### AIM OF THE TASK
Records follow. Pull out every line that contains "采用近景".

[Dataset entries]

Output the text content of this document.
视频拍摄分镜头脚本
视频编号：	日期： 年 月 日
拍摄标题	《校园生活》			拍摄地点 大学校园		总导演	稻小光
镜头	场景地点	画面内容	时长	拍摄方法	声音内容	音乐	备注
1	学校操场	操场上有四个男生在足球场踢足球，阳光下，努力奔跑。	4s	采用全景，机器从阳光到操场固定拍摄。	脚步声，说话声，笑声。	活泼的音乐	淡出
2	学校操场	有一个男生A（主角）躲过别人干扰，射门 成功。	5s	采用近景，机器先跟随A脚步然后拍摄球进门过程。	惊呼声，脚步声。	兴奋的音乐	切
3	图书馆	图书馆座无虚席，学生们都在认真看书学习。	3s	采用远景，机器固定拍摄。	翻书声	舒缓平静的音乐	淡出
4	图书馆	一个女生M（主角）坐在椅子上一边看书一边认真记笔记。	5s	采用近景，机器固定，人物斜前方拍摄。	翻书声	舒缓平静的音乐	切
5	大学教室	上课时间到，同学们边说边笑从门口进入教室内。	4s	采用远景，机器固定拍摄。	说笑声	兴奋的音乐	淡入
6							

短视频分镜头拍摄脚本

### OUTPUT FOR THIS EXERCISE
2	学校操场	有一个男生A（主角）躲过别人干扰，射门 成功。	5s	采用近景，机器先跟随A脚步然后拍摄球进门过程。	惊呼声，脚步声。	兴奋的音乐	切
4	图书馆	一个女生M（主角）坐在椅子上一边看书一边认真记笔记。	5s	采用近景，机器固定，人物斜前方拍摄。	翻书声	舒缓平静的音乐	切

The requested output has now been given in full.